─── Raw records ───

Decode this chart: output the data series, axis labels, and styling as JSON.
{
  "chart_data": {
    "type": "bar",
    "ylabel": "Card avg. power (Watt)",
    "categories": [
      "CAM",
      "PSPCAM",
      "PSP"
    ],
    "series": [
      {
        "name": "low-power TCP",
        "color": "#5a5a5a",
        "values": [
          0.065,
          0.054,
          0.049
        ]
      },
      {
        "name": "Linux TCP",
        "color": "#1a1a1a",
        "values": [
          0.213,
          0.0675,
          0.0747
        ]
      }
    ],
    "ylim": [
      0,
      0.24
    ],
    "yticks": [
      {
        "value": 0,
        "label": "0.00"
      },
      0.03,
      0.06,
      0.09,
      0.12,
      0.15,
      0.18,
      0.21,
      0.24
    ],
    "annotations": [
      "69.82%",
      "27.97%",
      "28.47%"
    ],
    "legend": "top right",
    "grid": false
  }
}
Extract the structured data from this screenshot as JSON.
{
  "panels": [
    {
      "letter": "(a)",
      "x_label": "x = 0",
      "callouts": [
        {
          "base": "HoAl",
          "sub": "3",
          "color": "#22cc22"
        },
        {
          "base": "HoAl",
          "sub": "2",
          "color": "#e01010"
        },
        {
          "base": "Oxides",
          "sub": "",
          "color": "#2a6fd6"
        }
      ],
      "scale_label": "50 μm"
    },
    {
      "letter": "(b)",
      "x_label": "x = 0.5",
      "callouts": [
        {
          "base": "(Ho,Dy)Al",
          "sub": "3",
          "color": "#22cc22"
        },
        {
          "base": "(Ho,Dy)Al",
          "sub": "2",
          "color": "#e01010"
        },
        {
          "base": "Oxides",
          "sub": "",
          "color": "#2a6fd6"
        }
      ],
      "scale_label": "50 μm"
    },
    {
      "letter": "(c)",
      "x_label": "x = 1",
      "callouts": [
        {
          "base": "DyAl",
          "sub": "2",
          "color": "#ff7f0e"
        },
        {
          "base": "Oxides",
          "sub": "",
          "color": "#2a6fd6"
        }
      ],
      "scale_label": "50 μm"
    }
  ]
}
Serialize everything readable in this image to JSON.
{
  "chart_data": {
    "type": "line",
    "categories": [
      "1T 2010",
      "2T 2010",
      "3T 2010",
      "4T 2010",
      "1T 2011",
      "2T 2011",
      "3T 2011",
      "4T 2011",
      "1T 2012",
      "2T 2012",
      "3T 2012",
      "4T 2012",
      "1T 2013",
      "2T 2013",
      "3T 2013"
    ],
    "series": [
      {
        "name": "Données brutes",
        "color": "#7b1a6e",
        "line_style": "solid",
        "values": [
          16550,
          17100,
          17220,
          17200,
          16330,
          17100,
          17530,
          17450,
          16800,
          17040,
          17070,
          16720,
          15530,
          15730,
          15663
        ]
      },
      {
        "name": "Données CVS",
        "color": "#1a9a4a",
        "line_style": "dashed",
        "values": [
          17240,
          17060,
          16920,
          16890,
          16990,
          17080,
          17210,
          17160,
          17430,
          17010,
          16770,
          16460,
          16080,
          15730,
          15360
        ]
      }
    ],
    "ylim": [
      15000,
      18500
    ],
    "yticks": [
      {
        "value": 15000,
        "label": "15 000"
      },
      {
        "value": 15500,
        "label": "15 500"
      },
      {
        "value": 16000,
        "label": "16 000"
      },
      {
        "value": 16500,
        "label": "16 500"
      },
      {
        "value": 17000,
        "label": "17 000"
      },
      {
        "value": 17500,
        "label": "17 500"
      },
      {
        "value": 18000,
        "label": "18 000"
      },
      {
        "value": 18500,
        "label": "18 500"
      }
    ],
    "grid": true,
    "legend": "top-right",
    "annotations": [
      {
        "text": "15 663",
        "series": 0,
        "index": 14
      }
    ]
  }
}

───

Where a line above contains the string "series", copy that line.

Decode this chart: output the data series, axis labels, and styling as JSON.
    "series": [
    "series": [
        "series": 0,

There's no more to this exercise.